Saved entries:
----

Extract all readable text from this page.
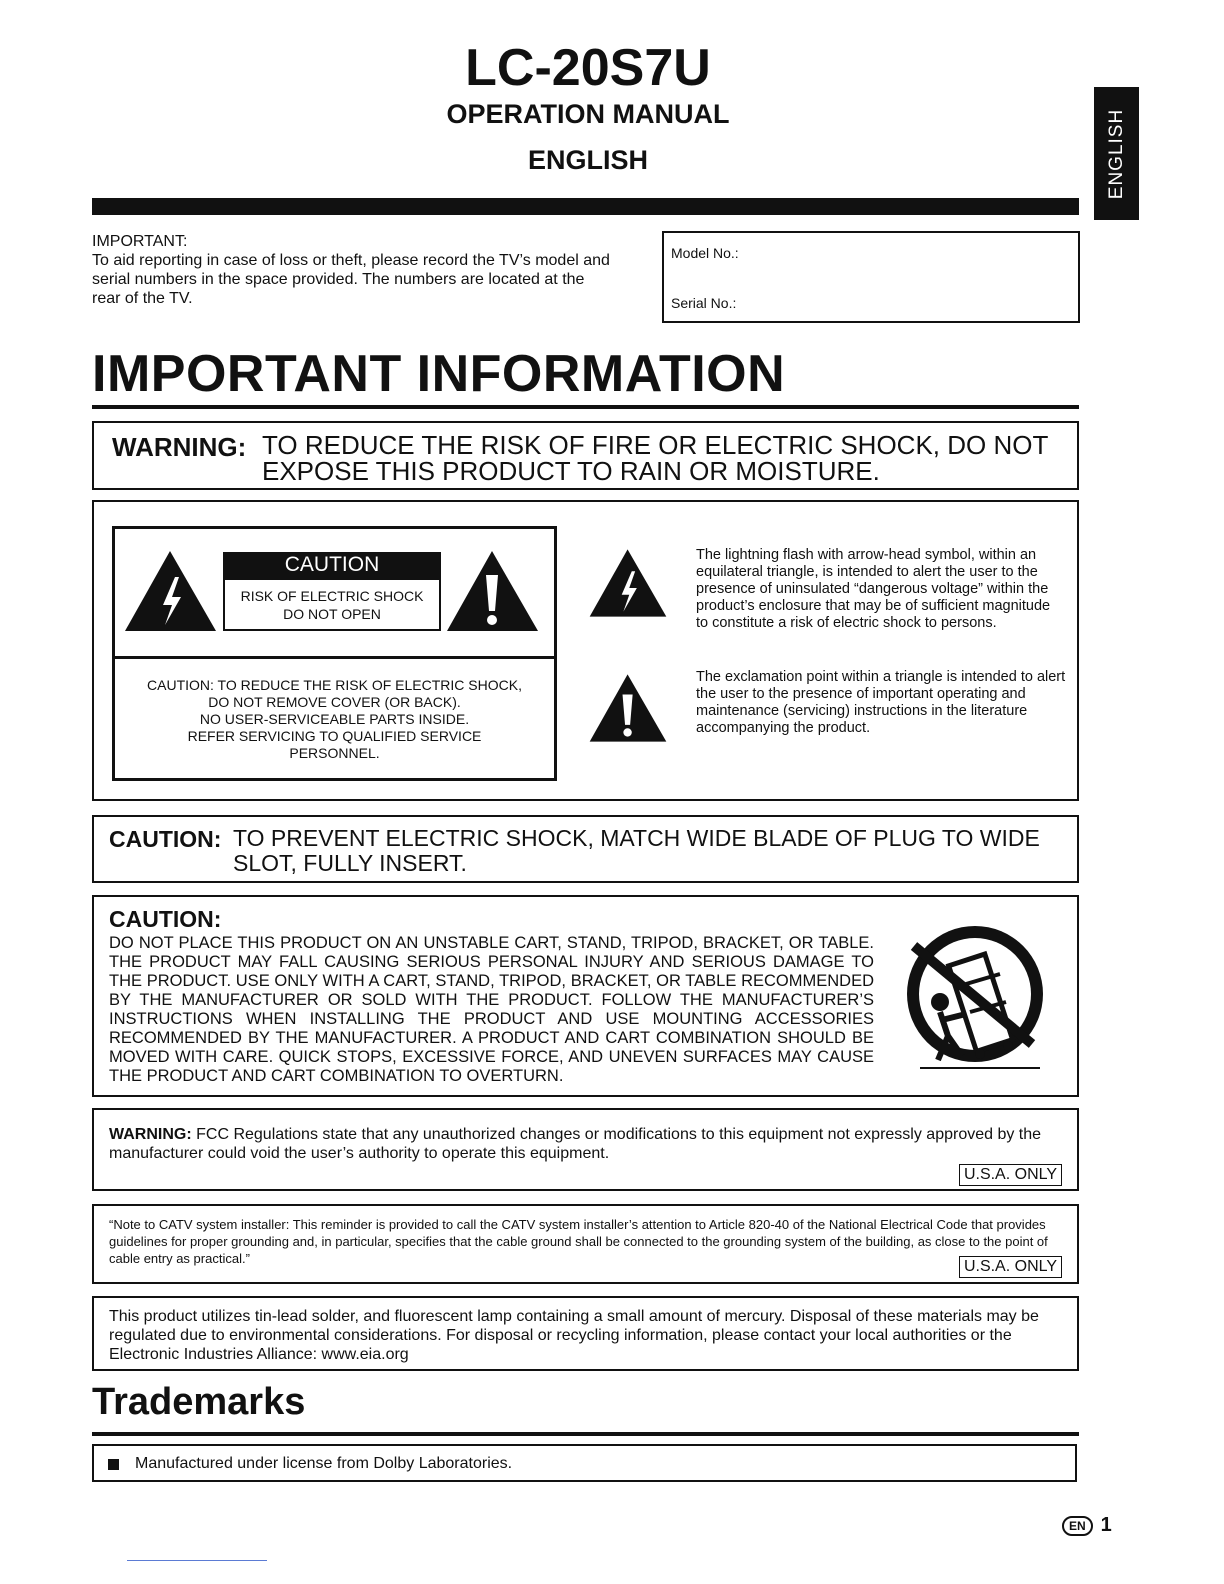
LC-20S7U
OPERATION MANUAL
ENGLISH	ENGLISH
IMPORTANT:
To aid reporting in case of loss or theft, please record the TV’s model and serial numbers in the space provided. The numbers are located at the rear of the TV.
Model No.:
Serial No.:
IMPORTANT INFORMATION
WARNING: TO REDUCE THE RISK OF FIRE OR ELECTRIC SHOCK, DO NOT EXPOSE THIS PRODUCT TO RAIN OR MOISTURE.
CAUTION
RISK OF ELECTRIC SHOCK
DO NOT OPEN
CAUTION: TO REDUCE THE RISK OF ELECTRIC SHOCK,
DO NOT REMOVE COVER (OR BACK).
NO USER-SERVICEABLE PARTS INSIDE.
REFER SERVICING TO QUALIFIED SERVICE
PERSONNEL.
The lightning flash with arrow-head symbol, within an equilateral triangle, is intended to alert the user to the presence of uninsulated “dangerous voltage” within the product’s enclosure that may be of sufficient magnitude to constitute a risk of electric shock to persons.
The exclamation point within a triangle is intended to alert the user to the presence of important operating and maintenance (servicing) instructions in the literature accompanying the product.
CAUTION: TO PREVENT ELECTRIC SHOCK, MATCH WIDE BLADE OF PLUG TO WIDE SLOT, FULLY INSERT.
CAUTION:
DO NOT PLACE THIS PRODUCT ON AN UNSTABLE CART, STAND, TRIPOD, BRACKET, OR TABLE. THE PRODUCT MAY FALL CAUSING SERIOUS PERSONAL INJURY AND SERIOUS DAMAGE TO THE PRODUCT. USE ONLY WITH A CART, STAND, TRIPOD, BRACKET, OR TABLE RECOMMENDED BY THE MANUFACTURER OR SOLD WITH THE PRODUCT. FOLLOW THE MANUFACTURER’S INSTRUCTIONS WHEN INSTALLING THE PRODUCT AND USE MOUNTING ACCESSORIES RECOMMENDED BY THE MANUFACTURER. A PRODUCT AND CART COMBINATION SHOULD BE MOVED WITH CARE. QUICK STOPS, EXCESSIVE FORCE, AND UNEVEN SURFACES MAY CAUSE THE PRODUCT AND CART COMBINATION TO OVERTURN.
WARNING: FCC Regulations state that any unauthorized changes or modifications to this equipment not expressly approved by the manufacturer could void the user’s authority to operate this equipment.
U.S.A. ONLY
“Note to CATV system installer: This reminder is provided to call the CATV system installer’s attention to Article 820-40 of the National Electrical Code that provides guidelines for proper grounding and, in particular, specifies that the cable ground shall be connected to the grounding system of the building, as close to the point of cable entry as practical.”	U.S.A. ONLY
This product utilizes tin-lead solder, and fluorescent lamp containing a small amount of mercury. Disposal of these materials may be regulated due to environmental considerations. For disposal or recycling information, please contact your local authorities or the Electronic Industries Alliance: www.eia.org
Trademarks
Manufactured under license from Dolby Laboratories.
EN 1
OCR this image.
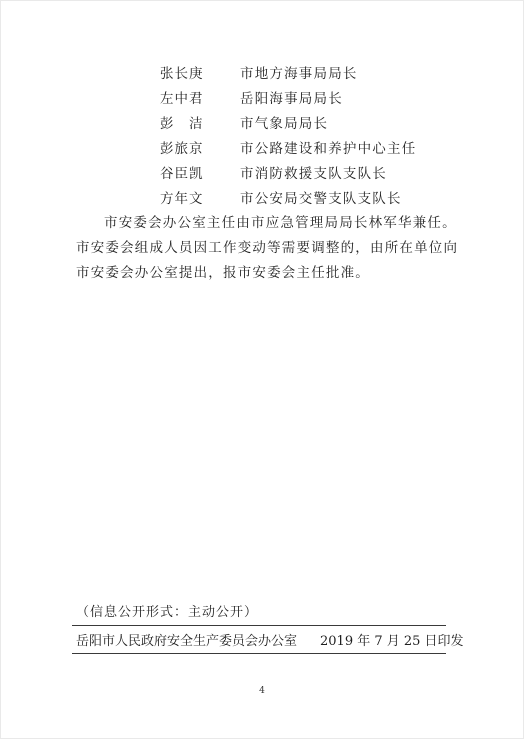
张长庚	市地方海事局局长
左中君	岳阳海事局局长
彭　洁	市气象局局长
彭旅京	市公路建设和养护中心主任
谷臣凯	市消防救援支队支队长
方年文	市公安局交警支队支队长
市安委会办公室主任由市应急管理局局长林军华兼任。
市安委会组成人员因工作变动等需要调整的，由所在单位向
市安委会办公室提出，报市安委会主任批准。
（信息公开形式：主动公开）
岳阳市人民政府安全生产委员会办公室 2019 年 7 月 25 日印发
4
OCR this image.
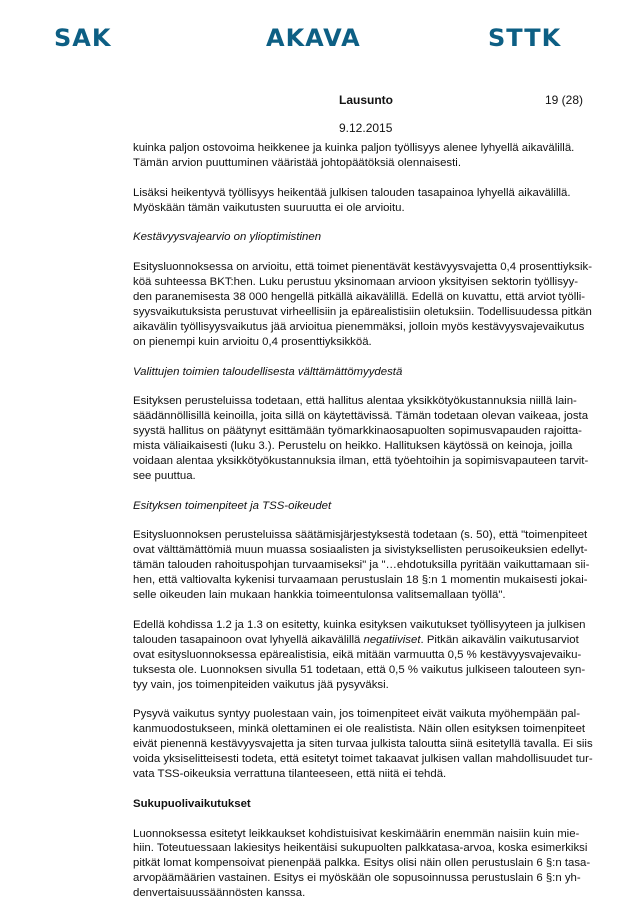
SAK	AKAVA	STTK
Lausunto	19 (28)
9.12.2015

kuinka paljon ostovoima heikkenee ja kuinka paljon työllisyys alenee lyhyellä aikavälillä.
Tämän arvion puuttuminen vääristää johtopäätöksiä olennaisesti.

Lisäksi heikentyvä työllisyys heikentää julkisen talouden tasapainoa lyhyellä aikavälillä.
Myöskään tämän vaikutusten suuruutta ei ole arvioitu.

Kestävyysvajearvio on ylioptimistinen

Esitysluonnoksessa on arvioitu, että toimet pienentävät kestävyysvajetta 0,4 prosenttiyksik-
köä suhteessa BKT:hen. Luku perustuu yksinomaan arvioon yksityisen sektorin työllisyy-
den paranemisesta 38 000 hengellä pitkällä aikavälillä. Edellä on kuvattu, että arviot työlli-
syysvaikutuksista perustuvat virheellisiin ja epärealistisiin oletuksiin. Todellisuudessa pitkän
aikavälin työllisyysvaikutus jää arvioitua pienemmäksi, jolloin myös kestävyysvajevaikutus
on pienempi kuin arvioitu 0,4 prosenttiyksikköä.

Valittujen toimien taloudellisesta välttämättömyydestä

Esityksen perusteluissa todetaan, että hallitus alentaa yksikkötyökustannuksia niillä lain-
säädännöllisillä keinoilla, joita sillä on käytettävissä. Tämän todetaan olevan vaikeaa, josta
syystä hallitus on päätynyt esittämään työmarkkinaosapuolten sopimusvapauden rajoitta-
mista väliaikaisesti (luku 3.). Perustelu on heikko. Hallituksen käytössä on keinoja, joilla
voidaan alentaa yksikkötyökustannuksia ilman, että työehtoihin ja sopimisvapauteen tarvit-
see puuttua.

Esityksen toimenpiteet ja TSS-oikeudet

Esitysluonnoksen perusteluissa säätämisjärjestyksestä todetaan (s. 50), että "toimenpiteet
ovat välttämättömiä muun muassa sosiaalisten ja sivistyksellisten perusoikeuksien edellyt-
tämän talouden rahoituspohjan turvaamiseksi" ja "…ehdotuksilla pyritään vaikuttamaan sii-
hen, että valtiovalta kykenisi turvaamaan perustuslain 18 §:n 1 momentin mukaisesti jokai-
selle oikeuden lain mukaan hankkia toimeentulonsa valitsemallaan työllä".

Edellä kohdissa 1.2 ja 1.3 on esitetty, kuinka esityksen vaikutukset työllisyyteen ja julkisen
talouden tasapainoon ovat lyhyellä aikavälillä negatiiviset. Pitkän aikavälin vaikutusarviot
ovat esitysluonnoksessa epärealistisia, eikä mitään varmuutta 0,5 % kestävyysvajevaiku-
tuksesta ole. Luonnoksen sivulla 51 todetaan, että 0,5 % vaikutus julkiseen talouteen syn-
tyy vain, jos toimenpiteiden vaikutus jää pysyväksi.

Pysyvä vaikutus syntyy puolestaan vain, jos toimenpiteet eivät vaikuta myöhempään pal-
kanmuodostukseen, minkä olettaminen ei ole realistista. Näin ollen esityksen toimenpiteet
eivät pienennä kestävyysvajetta ja siten turvaa julkista taloutta siinä esitetyllä tavalla. Ei siis
voida yksiselitteisesti todeta, että esitetyt toimet takaavat julkisen vallan mahdollisuudet tur-
vata TSS-oikeuksia verrattuna tilanteeseen, että niitä ei tehdä.

Sukupuolivaikutukset

Luonnoksessa esitetyt leikkaukset kohdistuisivat keskimäärin enemmän naisiin kuin mie-
hiin. Toteutuessaan lakiesitys heikentäisi sukupuolten palkkatasa-arvoa, koska esimerkiksi
pitkät lomat kompensoivat pienenpää palkka. Esitys olisi näin ollen perustuslain 6 §:n tasa-
arvopäämäärien vastainen. Esitys ei myöskään ole sopusoinnussa perustuslain 6 §:n yh-
denvertaisuussäännösten kanssa.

----

- [Task to carry out]:
From the listing above, copy out each line where the word "alentaa" appears.

- [Complete response]:
Esityksen perusteluissa todetaan, että hallitus alentaa yksikkötyökustannuksia niillä lain-
voidaan alentaa yksikkötyökustannuksia ilman, että työehtoihin ja sopimisvapauteen tarvit-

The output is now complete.